**** Supplied text ****

Journalists are quick to tell us about the days on which we burned little or no coal at all (for electricity generation).  They are more reticent when it comes reporting times when coal provides a quarter of our electricity and prevents a national catastrophe.

That, in effect, is what happened on Thursday and Friday (1-2 March 2018) of last week.  As moisture-soaked Atlantic Storm Emma collided with the sub-zero Arctic air dubbed “the beast from the east,” the result was the biggest snowstorm to hit Britain for more than a decade.  In response, a large part of the UK population cranked up the central heating and put the kettle on.

For National Grid, the situation proved unpleasant.  Demand for both electricity and gas spiked upward even as the UK’s ability to meet demand faltered.  Mainstream media were notified of potential gas shortages with the intention of preparing the population for power cuts and loss of domestic gas supplies.  This proved unnecessary because they were able to curb industrial demand for gas (including by lowering the output of gas-fired power stations).

It would be easy to conclude that the emergency plans worked and that there is no cause for alarm.  This would be complacent.  The first thing to note is that the storm itself may be a harbinger of things to come.  Because, while climate scientists tell us the Earth as a whole is warming, that general trend may not apply to the UK in coming years.  Just as last weekend’s storm was the result of a faltering “polar vortex” – the polar jet stream that used to separate frigid Arctic air from warmer temperate air further south – so Britain’s future winters are likely to be impacted by a faltering Gulf Stream coupled to cold air streams from the northwest Atlantic.  The likely result is more events akin to those of 1982, 1963 and 1947.

UK National Grid 1.03.2018-10.55am
Screen capture of National Grid performance at 10.55am on Thursday 1st March 2018. Via: www.gridwatch.templar.co.uk

An examination of the UK’s energy mix at 10.55am last Thursday (see image above) – just as the snow was beginning to drift – reveals that gas-powered electricity generation had been dramatically scaled back to conserve gas supplies.  Ordinarily, gas – which is considered cleaner and more efficient than coal – would have provided 40-50 percent of the electricity generated.  Coal, by contrast, would ordinarily provide less than 10 percent.  What the Grid data tells us is that Britain fell back on coal to keep the heating and the lights on.  As demand spiked, Britain’s coal power stations were running at close to full capacity.  Wind power, too, was producing as much as the winds would allow, while nuclear was close to capacity.

The question this should raise is what would have happened if that coal capacity had not been there?  After all, in the very near future it won’t be.  As Adam Vaughan in the Guardian explained back in January:

“One of the UK’s eight remaining coal power stations is expected to cease generating electricity this year, the government has said as it laid out new rules that will force all the plants to close by 2025…

“While three plants shut in 2016, and most are expected to halt operations by 2022, the last ones standing will be forced to close in October 2025 because of new pollution standards.”

Without a massive investment in wind, solar and nuclear power (together with the necessary storage capacity) a similar snowstorm two or three years from now will result in widespread power cuts and gas supply failures simply because the coal power stations will no longer be there to fill the gap.  Instead of preserving gas, we will burn it (and, of course, the rich will burn a lot more than the poor and the not-so-poor).

**** Dataset content ****

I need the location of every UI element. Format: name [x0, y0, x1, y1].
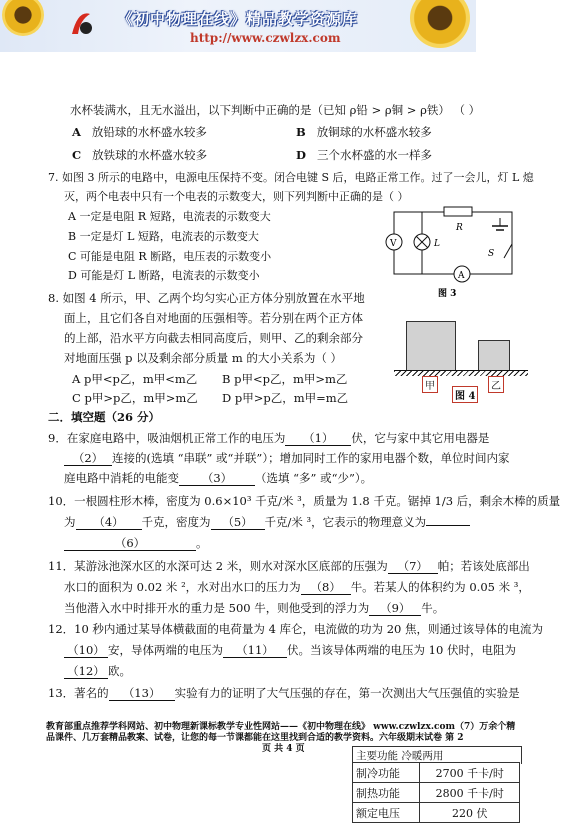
- q6-intro: 水杯装满水，且无水溢出，以下判断中正确的是（已知 ρ铅 > ρ铜 > ρ铁） （ ）: [70, 103, 481, 117]
- footer-line-2: 品课件、几万套精品教案、试卷，让您的每一节课都能在这里找到合适的教学资料。六年级期末试卷 第 2: [46, 733, 464, 743]
- q11-line-1: 11．某游泳池深水区的水深可达 2 米，则水对深水区底部的压强为 （7） 帕；若该处底部出: [48, 559, 530, 573]
- q8-stem-3: 的上部，沿水平方向截去相同高度后，则甲、乙的剩余部分: [64, 331, 363, 345]
- circuit-diagram: [380, 204, 518, 300]
- header-banner: [0, 0, 476, 52]
- resistor-label: R: [456, 223, 463, 233]
- q12-line-3: （12） 欧。: [64, 664, 131, 679]
- q8-stem-1: 8. 如图 4 所示，甲、乙两个均匀实心正方体分别放置在水平地: [48, 291, 365, 305]
- q6-option-a: A 放铅球的水杯盛水较多: [72, 125, 207, 139]
- q7-option-c: C 可能是电阻 R 断路，电压表的示数变小: [68, 250, 272, 263]
- q7-option-a: A 一定是电阻 R 短路，电流表的示数变大: [68, 210, 271, 223]
- blank-9: （9）: [369, 601, 421, 616]
- spec-table: [352, 762, 520, 823]
- label-yi: 乙: [488, 376, 504, 393]
- table-row: 制冷功能 2700 千卡/时: [353, 763, 520, 783]
- q12-line-2: （10） 安，导体两端的电压为 （11） 伏。当该导体两端的电压为 10 伏时，电阻为: [64, 643, 516, 658]
- q13-line-1: 13．著名的 （13） 实验有力的证明了大气压强的存在，第一次测出大气压强值的实验是: [48, 686, 520, 700]
- q11-line-3: 当他潜入水中时排开水的重力是 500 牛，则他受到的浮力为 （9） 牛。: [64, 601, 445, 615]
- blank-5: （5）: [211, 515, 265, 530]
- q8-option-c: C p甲>p乙，m甲>m乙: [72, 391, 198, 405]
- blank-7: （7）: [388, 559, 438, 574]
- banner-title: 《初中物理在线》精品教学资源库: [118, 10, 359, 28]
- q7-option-b: B 一定是灯 L 短路，电流表的示数变大: [68, 230, 259, 243]
- figure-3-caption: 图 3: [438, 289, 457, 299]
- q8-option-d: D p甲>p乙，m甲=m乙: [222, 391, 349, 405]
- section-2-heading: 二．填空题（26 分）: [48, 410, 161, 424]
- q8-option-b: B p甲<p乙，m甲>m乙: [222, 372, 348, 386]
- voltmeter-label: V: [390, 239, 397, 249]
- blank-11: （11）: [223, 643, 287, 658]
- q6-option-b: B 放铜球的水杯盛水较多: [296, 125, 432, 139]
- footer-line-1: 教育部重点推荐学科网站、初中物理新课标教学专业性网站——《初中物理在线》 www.czwlzx.com（7）万余个精: [46, 722, 516, 732]
- lamp-label: L: [434, 239, 440, 249]
- q12-line-1: 12．10 秒内通过某导体横截面的电荷量为 4 库仑，电流做的功为 20 焦，则通过该导体的电流为: [48, 622, 543, 636]
- figure-4-caption: 图 4: [452, 386, 478, 403]
- resistor-r: [444, 207, 472, 216]
- ammeter-label: A: [458, 271, 465, 281]
- blank-12: （12）: [64, 664, 108, 679]
- sunflower-right-icon: [410, 0, 470, 48]
- blank-6: （6）: [64, 536, 196, 551]
- q10-line-2: 为 （4） 千克，密度为 （5） 千克/米 ³，它表示的物理意义为: [64, 515, 470, 530]
- switch-icon: [504, 244, 512, 258]
- cube-yi: [478, 340, 510, 372]
- ground-line: [394, 370, 528, 376]
- q7-option-d: D 可能是灯 L 断路，电流表的示数变小: [68, 269, 260, 282]
- site-logo: [66, 8, 96, 38]
- table-row: 制热功能 2800 千卡/时: [353, 783, 520, 803]
- cube-jia: [406, 321, 456, 371]
- q11-line-2: 水口的面积为 0.02 米 ²，水对出水口的压力为 （8） 牛。若某人的体积约为 0.05 米 ³，: [64, 580, 530, 594]
- blank-8: （8）: [301, 580, 351, 595]
- blank-10: （10）: [64, 643, 108, 658]
- label-jia: 甲: [422, 376, 438, 393]
- q9-line-3: 庭电路中消耗的电能变 （3） （选填 “多” 或“少”）。: [64, 471, 373, 485]
- blank-2: （2）: [64, 451, 112, 466]
- switch-label: S: [488, 249, 495, 259]
- q7-stem-2: 灭，两个电表中只有一个电表的示数变大，则下列判断中正确的是（ ）: [64, 190, 409, 203]
- spec-table-header: 主要功能 冷暖两用: [352, 746, 522, 764]
- q10-line-3: （6） 。: [64, 536, 208, 551]
- q9-line-2: （2） 连接的(选填 “串联” 或“并联”）；增加同时工作的家用电器个数，单位时间内家: [64, 451, 510, 466]
- q6-option-c: C 放铁球的水杯盛水较多: [72, 148, 208, 162]
- blank-13: （13）: [109, 686, 175, 701]
- blank-1: （1）: [285, 431, 351, 446]
- q8-option-a: A p甲<p乙，m甲<m乙: [72, 372, 198, 386]
- q6-option-d: D 三个水杯盛的水一样多: [296, 148, 432, 162]
- q10-line-1: 10．一根圆柱形木棒，密度为 0.6×10³ 千克/米 ³，质量为 1.8 千克。锯掉 1/3 后，剩余木棒的质量: [48, 494, 561, 508]
- footer-line-3: 页 共 4 页: [262, 744, 305, 754]
- q9-line-1: 9．在家庭电路中，吸油烟机正常工作的电压为 （1） 伏，它与家中其它用电器是: [48, 431, 490, 445]
- q8-stem-2: 面上，且它们各自对地面的压强相等。若分别在两个正方体: [64, 311, 363, 325]
- blank-4: （4）: [76, 515, 142, 530]
- q8-stem-4: 对地面压强 p 以及剩余部分质量 m 的大小关系为（ ）: [64, 351, 343, 365]
- banner-url[interactable]: http://www.czwlzx.com: [190, 31, 341, 45]
- blank-3: （3）: [179, 471, 255, 486]
- table-row: 额定电压 220 伏: [353, 803, 520, 823]
- sunflower-left-icon: [2, 0, 44, 36]
- q7-stem-1: 7. 如图 3 所示的电路中，电源电压保持不变。闭合电键 S 后，电路正常工作。过了一会儿，灯 L 熄: [48, 171, 534, 184]
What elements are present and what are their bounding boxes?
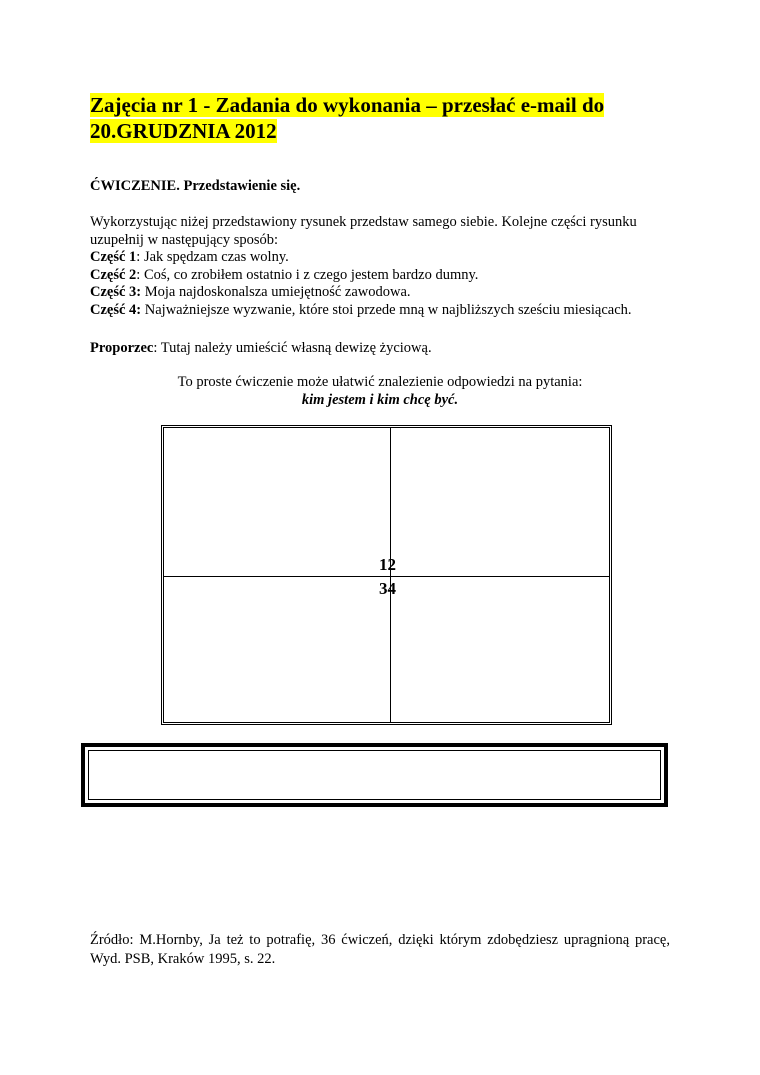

****

— The tasks —
1. Answer these questions from the article on coal and the 2018 snowstorm.
(a) On which dates did the snowstorm hit Britain?
(b) What percentage of electricity would gas ordinarily have provided?
(c) In what month and year will the last coal power stations be forced to close?
2. Copy out word for word everything in the listing from the line containing "- q6-intro: 水杯装满水，且无水溢出，以下判断中正确的是（已知" down to the line containing "- footer-line-1: 教育部重点推荐学科网站、初中物理新课标教学专业性网站——《初中物理在线》", both included.

— Task-by-task answers —
1.
(a) Thursday and Friday, 1-2 March 2018.
(b) 40-50 percent.
(c) October 2025.

2.
- q6-intro: 水杯装满水，且无水溢出，以下判断中正确的是（已知 ρ铅 > ρ铜 > ρ铁） （ ）: [70, 103, 481, 117]
- footer-line-2: 品课件、几万套精品教案、试卷，让您的每一节课都能在这里找到合适的教学资料。六年级期末试卷 第 2: [46, 733, 464, 743]
- q11-line-1: 11．某游泳池深水区的水深可达 2 米，则水对深水区底部的压强为 （7） 帕；若该处底部出: [48, 559, 530, 573]
- q8-stem-3: 的上部，沿水平方向截去相同高度后，则甲、乙的剩余部分: [64, 331, 363, 345]
- circuit-diagram: [380, 204, 518, 300]
- header-banner: [0, 0, 476, 52]
- resistor-label: R: [456, 223, 463, 233]
- q12-line-3: （12） 欧。: [64, 664, 131, 679]
- q8-stem-1: 8. 如图 4 所示，甲、乙两个均匀实心正方体分别放置在水平地: [48, 291, 365, 305]
- q6-option-a: A 放铅球的水杯盛水较多: [72, 125, 207, 139]
- q7-option-c: C 可能是电阻 R 断路，电压表的示数变小: [68, 250, 272, 263]
- q7-option-a: A 一定是电阻 R 短路，电流表的示数变大: [68, 210, 271, 223]
- blank-9: （9）: [369, 601, 421, 616]
- spec-table: [352, 762, 520, 823]
- label-yi: 乙: [488, 376, 504, 393]
- table-row: 制冷功能 2700 千卡/时: [353, 763, 520, 783]
- q12-line-2: （10） 安，导体两端的电压为 （11） 伏。当该导体两端的电压为 10 伏时，电阻为: [64, 643, 516, 658]
- q13-line-1: 13．著名的 （13） 实验有力的证明了大气压强的存在，第一次测出大气压强值的实验是: [48, 686, 520, 700]
- q11-line-3: 当他潜入水中时排开水的重力是 500 牛，则他受到的浮力为 （9） 牛。: [64, 601, 445, 615]
- blank-5: （5）: [211, 515, 265, 530]
- q8-option-c: C p甲>p乙，m甲>m乙: [72, 391, 198, 405]
- blank-7: （7）: [388, 559, 438, 574]
- banner-title: 《初中物理在线》精品教学资源库: [118, 10, 359, 28]
- q7-option-b: B 一定是灯 L 短路，电流表的示数变大: [68, 230, 259, 243]
- figure-3-caption: 图 3: [438, 289, 457, 299]
- q8-option-d: D p甲>p乙，m甲=m乙: [222, 391, 349, 405]
- section-2-heading: 二．填空题（26 分）: [48, 410, 161, 424]
- q8-option-b: B p甲<p乙，m甲>m乙: [222, 372, 348, 386]
- voltmeter-label: V: [390, 239, 397, 249]
- blank-11: （11）: [223, 643, 287, 658]
- q6-option-b: B 放铜球的水杯盛水较多: [296, 125, 432, 139]
- footer-line-1: 教育部重点推荐学科网站、初中物理新课标教学专业性网站——《初中物理在线》 www.czwlzx.com（7）万余个精: [46, 722, 516, 732]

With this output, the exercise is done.